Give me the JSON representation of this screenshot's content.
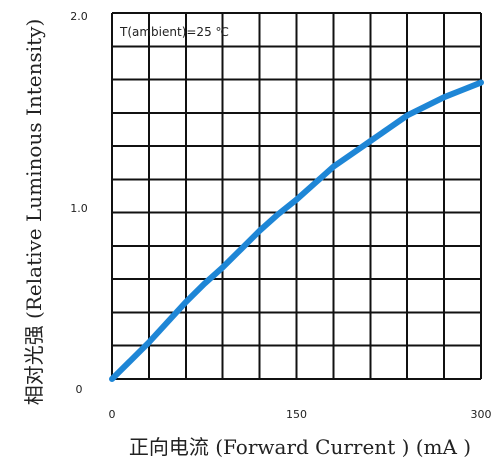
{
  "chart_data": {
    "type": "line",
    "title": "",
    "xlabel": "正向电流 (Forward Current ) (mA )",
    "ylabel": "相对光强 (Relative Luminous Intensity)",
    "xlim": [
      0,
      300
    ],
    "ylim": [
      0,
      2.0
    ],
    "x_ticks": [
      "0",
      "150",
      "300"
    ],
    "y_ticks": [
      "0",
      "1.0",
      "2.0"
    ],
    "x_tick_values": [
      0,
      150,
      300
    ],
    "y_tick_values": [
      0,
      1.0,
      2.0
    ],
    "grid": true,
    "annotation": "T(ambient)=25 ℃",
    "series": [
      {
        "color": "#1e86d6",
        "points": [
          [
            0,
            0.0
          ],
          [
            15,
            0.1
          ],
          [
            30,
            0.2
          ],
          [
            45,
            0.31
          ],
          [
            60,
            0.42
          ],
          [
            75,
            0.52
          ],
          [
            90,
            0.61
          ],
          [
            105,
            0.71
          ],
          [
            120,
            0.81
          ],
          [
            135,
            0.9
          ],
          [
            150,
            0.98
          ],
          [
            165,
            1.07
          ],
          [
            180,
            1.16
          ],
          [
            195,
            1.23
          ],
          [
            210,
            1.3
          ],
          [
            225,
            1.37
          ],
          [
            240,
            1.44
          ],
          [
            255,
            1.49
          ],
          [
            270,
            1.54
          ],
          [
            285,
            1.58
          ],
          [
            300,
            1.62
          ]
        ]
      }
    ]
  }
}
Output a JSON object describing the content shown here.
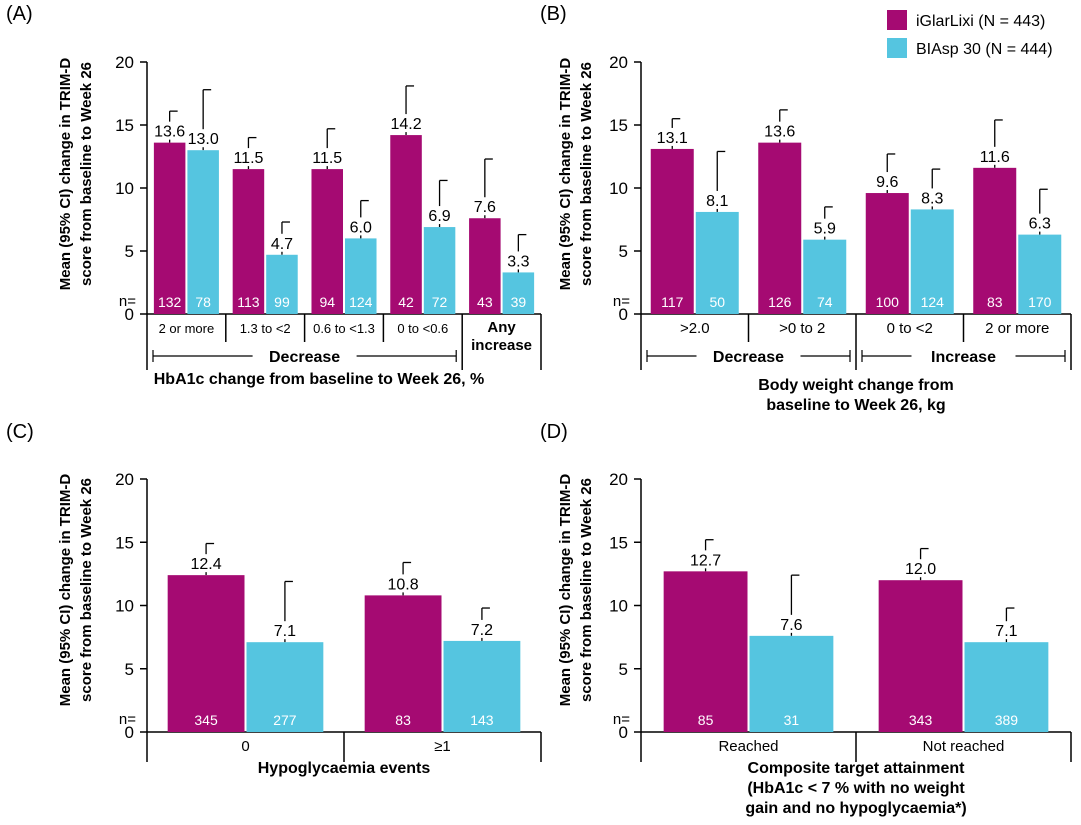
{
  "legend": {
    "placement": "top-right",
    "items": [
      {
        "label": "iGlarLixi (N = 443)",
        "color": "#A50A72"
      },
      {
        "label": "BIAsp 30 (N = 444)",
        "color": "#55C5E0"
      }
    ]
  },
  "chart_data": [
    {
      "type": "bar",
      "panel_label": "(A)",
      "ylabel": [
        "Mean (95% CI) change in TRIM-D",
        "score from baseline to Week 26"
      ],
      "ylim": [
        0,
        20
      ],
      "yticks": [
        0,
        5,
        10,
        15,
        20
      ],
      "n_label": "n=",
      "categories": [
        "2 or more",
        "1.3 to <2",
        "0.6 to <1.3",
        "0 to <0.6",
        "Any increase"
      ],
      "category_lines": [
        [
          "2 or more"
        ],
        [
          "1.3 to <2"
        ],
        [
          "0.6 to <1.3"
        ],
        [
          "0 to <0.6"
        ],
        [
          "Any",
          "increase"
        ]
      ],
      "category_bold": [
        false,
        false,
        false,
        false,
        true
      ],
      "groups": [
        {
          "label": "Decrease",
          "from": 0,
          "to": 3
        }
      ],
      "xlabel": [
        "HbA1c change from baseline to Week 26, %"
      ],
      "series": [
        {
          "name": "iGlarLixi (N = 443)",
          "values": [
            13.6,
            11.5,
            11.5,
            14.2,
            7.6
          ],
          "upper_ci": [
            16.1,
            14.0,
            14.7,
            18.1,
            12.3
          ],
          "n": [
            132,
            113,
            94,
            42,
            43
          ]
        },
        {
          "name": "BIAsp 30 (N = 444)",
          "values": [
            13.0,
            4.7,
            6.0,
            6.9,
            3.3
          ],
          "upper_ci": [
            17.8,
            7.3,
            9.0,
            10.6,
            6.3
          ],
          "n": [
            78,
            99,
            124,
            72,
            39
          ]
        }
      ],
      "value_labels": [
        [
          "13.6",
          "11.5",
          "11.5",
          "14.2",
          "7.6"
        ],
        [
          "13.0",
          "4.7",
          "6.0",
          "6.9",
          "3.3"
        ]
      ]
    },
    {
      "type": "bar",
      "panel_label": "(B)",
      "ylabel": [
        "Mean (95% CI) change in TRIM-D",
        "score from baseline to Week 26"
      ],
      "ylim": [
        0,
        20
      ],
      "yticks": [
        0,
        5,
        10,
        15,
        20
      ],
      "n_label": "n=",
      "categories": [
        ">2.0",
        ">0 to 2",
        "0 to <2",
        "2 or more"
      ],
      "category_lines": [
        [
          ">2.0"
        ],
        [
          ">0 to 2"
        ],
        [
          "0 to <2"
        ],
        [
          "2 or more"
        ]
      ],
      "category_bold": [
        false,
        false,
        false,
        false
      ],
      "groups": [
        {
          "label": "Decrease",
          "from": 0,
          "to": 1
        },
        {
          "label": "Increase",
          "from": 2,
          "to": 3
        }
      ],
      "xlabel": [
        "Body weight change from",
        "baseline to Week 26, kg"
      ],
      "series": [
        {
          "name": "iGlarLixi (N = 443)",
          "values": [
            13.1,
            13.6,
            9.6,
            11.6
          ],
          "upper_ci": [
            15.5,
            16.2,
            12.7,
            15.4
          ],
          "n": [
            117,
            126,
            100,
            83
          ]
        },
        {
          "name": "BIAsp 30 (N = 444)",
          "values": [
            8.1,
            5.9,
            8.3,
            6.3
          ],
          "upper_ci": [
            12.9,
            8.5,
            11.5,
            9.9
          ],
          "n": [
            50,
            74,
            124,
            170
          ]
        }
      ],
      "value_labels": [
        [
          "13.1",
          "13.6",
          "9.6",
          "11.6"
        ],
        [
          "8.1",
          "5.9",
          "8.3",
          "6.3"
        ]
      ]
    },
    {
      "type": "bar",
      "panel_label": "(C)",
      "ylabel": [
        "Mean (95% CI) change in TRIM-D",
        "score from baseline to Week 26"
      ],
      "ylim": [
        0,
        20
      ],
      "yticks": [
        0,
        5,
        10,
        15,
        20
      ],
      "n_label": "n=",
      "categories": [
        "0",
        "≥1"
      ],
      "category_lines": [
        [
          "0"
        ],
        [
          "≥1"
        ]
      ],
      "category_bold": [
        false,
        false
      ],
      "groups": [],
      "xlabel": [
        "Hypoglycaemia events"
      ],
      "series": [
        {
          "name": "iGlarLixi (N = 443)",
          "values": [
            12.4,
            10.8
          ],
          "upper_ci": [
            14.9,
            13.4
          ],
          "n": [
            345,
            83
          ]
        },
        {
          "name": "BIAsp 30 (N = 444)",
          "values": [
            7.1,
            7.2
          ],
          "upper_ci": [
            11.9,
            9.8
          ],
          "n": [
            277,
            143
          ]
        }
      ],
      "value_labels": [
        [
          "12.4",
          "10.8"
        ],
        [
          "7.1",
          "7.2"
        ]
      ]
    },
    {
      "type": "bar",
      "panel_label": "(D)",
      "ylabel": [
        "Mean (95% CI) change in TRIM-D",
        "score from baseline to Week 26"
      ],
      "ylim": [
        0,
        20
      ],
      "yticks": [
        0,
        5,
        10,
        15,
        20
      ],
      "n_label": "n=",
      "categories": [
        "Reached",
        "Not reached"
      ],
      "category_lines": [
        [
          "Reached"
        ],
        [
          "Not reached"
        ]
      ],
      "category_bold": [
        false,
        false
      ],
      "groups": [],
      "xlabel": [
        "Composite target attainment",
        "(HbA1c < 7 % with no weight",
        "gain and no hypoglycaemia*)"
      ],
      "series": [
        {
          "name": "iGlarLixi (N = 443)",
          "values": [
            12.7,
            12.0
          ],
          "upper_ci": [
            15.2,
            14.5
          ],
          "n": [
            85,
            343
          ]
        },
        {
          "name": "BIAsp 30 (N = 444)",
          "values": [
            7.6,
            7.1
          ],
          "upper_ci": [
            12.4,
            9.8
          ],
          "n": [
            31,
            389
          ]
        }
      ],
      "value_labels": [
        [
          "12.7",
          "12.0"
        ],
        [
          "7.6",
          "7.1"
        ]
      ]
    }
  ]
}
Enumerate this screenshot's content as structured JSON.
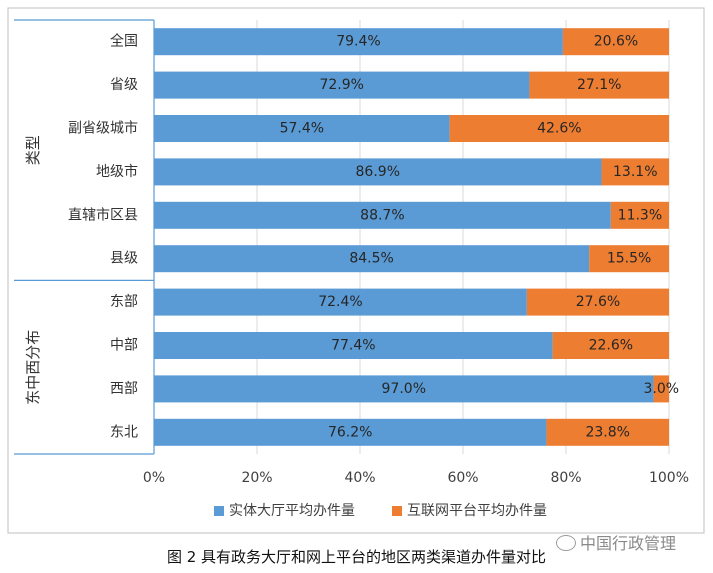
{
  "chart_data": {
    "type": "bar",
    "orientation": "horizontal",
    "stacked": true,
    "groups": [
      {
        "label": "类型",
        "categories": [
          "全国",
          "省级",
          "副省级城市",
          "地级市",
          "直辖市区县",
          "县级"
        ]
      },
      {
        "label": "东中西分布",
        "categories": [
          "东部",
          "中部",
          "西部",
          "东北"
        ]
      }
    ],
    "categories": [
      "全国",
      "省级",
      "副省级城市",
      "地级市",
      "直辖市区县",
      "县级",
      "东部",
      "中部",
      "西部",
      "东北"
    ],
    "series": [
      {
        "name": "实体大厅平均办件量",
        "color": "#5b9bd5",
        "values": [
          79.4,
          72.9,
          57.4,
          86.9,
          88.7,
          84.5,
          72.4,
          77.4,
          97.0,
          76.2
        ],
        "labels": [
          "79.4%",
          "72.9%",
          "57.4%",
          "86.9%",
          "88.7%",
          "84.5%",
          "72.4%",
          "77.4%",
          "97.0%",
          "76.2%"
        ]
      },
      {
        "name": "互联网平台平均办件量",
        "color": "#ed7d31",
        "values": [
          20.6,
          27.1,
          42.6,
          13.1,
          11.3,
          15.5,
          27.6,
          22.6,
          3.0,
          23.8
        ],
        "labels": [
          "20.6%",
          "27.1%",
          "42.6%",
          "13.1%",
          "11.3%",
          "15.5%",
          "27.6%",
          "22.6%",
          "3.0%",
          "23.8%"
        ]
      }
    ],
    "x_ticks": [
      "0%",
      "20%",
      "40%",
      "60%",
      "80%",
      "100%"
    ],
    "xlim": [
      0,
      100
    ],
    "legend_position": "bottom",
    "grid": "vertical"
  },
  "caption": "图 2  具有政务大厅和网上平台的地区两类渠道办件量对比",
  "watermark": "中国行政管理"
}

TO BE DONE:
Say how many lines in the listing above include "weight". Give nothing but the number.

SOLUTION TO THE EXERCISE:
2